--- PROVIDED MATERIAL ---
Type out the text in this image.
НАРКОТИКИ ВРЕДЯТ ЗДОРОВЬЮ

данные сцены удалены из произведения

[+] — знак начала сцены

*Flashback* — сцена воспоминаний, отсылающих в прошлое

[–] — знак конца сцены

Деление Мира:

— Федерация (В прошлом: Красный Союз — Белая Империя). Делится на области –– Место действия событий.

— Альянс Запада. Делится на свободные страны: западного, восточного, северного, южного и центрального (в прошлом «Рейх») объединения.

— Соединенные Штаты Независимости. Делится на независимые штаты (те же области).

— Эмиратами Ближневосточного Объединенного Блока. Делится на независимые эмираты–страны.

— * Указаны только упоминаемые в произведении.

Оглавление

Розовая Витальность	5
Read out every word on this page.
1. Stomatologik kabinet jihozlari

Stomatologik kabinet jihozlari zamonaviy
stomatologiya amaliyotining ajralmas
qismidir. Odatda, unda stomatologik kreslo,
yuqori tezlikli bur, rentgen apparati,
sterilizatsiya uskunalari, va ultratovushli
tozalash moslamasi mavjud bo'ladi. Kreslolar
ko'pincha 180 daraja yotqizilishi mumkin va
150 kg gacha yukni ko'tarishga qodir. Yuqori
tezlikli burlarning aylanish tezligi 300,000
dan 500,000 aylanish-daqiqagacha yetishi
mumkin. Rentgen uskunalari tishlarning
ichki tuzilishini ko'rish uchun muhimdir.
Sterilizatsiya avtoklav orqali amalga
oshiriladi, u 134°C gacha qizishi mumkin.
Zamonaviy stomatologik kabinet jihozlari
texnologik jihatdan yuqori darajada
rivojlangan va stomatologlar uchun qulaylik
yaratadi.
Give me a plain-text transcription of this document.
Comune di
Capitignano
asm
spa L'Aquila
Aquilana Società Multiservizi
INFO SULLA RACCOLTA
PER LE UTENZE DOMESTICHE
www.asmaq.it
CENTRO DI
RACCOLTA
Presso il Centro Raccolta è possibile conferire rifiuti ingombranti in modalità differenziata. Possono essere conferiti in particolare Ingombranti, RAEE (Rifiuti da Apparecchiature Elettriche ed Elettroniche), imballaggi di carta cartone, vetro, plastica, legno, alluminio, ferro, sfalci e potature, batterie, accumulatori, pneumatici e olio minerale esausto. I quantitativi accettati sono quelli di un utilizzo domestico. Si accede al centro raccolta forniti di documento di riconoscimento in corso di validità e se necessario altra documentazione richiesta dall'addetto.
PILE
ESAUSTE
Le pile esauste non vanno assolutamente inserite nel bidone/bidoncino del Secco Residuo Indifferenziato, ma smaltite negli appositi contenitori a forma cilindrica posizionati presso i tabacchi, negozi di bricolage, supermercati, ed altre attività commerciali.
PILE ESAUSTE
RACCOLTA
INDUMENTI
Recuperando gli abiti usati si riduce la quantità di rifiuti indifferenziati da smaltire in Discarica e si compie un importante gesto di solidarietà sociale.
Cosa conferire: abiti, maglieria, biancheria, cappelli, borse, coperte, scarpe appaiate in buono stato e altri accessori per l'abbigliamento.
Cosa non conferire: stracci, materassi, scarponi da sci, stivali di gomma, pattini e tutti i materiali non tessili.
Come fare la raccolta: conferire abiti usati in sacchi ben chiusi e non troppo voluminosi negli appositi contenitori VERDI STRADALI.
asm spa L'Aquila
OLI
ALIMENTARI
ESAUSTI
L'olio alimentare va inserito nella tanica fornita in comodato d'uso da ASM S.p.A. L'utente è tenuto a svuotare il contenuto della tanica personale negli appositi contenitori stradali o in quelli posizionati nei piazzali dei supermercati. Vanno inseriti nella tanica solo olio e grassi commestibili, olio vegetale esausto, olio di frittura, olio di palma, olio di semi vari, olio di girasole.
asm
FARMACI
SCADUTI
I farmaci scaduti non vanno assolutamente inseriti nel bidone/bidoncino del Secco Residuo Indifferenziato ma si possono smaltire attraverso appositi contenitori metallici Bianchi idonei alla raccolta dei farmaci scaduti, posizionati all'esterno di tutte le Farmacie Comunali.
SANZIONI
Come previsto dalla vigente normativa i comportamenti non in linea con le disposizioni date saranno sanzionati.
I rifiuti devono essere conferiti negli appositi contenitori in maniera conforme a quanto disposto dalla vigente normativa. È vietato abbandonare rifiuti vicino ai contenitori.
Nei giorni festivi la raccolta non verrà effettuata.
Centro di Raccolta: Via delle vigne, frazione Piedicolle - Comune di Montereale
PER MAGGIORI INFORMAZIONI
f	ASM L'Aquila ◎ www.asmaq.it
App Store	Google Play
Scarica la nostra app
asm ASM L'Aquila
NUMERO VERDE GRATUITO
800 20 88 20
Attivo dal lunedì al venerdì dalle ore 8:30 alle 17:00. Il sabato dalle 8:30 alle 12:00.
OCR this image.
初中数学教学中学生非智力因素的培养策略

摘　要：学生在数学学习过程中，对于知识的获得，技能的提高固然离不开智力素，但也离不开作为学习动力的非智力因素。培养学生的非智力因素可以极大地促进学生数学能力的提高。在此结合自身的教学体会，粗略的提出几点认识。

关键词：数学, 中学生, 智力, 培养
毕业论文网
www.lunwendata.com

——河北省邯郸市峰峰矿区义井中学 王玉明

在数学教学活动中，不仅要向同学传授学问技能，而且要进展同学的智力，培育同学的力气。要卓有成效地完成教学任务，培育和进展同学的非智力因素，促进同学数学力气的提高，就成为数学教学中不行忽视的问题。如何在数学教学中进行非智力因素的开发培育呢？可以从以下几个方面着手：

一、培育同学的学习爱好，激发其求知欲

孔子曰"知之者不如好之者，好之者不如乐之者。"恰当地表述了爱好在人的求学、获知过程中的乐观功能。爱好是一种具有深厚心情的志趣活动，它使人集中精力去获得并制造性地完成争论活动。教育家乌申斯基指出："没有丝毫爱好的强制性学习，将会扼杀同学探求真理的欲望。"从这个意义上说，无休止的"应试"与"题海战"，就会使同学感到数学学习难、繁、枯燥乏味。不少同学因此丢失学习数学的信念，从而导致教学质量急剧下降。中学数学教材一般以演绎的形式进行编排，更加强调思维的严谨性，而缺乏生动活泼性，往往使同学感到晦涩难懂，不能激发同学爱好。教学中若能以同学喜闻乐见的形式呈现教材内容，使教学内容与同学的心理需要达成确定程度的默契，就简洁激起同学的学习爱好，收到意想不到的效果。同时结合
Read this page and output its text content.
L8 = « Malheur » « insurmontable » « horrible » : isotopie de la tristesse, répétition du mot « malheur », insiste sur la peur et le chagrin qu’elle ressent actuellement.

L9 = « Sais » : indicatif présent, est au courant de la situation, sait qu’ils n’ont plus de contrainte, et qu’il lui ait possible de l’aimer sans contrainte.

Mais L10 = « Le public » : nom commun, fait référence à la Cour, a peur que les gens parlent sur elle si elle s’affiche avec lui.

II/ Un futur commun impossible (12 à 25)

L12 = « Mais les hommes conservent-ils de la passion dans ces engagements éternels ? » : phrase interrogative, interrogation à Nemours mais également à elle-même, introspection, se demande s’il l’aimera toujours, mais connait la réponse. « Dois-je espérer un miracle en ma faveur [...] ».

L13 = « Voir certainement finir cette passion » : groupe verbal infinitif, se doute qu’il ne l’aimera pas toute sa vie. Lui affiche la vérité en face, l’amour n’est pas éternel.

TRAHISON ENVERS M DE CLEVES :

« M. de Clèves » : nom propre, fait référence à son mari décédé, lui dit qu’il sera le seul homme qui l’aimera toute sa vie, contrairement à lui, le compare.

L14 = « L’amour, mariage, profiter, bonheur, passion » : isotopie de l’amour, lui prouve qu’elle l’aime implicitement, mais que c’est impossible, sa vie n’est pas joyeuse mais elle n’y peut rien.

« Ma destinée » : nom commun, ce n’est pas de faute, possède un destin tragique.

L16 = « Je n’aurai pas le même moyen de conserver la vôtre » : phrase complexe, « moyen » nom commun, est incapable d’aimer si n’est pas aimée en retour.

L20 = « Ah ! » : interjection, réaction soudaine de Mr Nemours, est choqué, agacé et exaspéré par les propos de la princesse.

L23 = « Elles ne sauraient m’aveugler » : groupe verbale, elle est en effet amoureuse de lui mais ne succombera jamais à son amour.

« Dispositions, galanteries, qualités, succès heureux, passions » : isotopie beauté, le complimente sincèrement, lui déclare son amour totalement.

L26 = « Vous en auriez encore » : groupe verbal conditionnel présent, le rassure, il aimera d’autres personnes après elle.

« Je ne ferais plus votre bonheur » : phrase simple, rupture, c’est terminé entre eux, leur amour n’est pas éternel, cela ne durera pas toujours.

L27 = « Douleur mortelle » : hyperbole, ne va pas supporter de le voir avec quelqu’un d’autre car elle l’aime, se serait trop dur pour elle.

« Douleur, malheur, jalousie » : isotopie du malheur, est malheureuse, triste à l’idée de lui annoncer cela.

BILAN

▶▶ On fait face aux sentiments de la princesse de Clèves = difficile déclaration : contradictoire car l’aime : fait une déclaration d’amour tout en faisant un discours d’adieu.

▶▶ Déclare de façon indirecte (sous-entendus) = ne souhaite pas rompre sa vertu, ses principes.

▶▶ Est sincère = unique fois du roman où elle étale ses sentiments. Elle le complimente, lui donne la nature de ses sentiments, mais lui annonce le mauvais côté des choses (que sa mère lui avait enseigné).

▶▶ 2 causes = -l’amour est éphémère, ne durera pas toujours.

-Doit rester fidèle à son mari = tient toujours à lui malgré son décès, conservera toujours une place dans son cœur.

--- JOB ---
How many lines of the listing above include the word "esausto"? Reply with the number alone.

--- SOLUTION TO THIS EXERCISE ---
2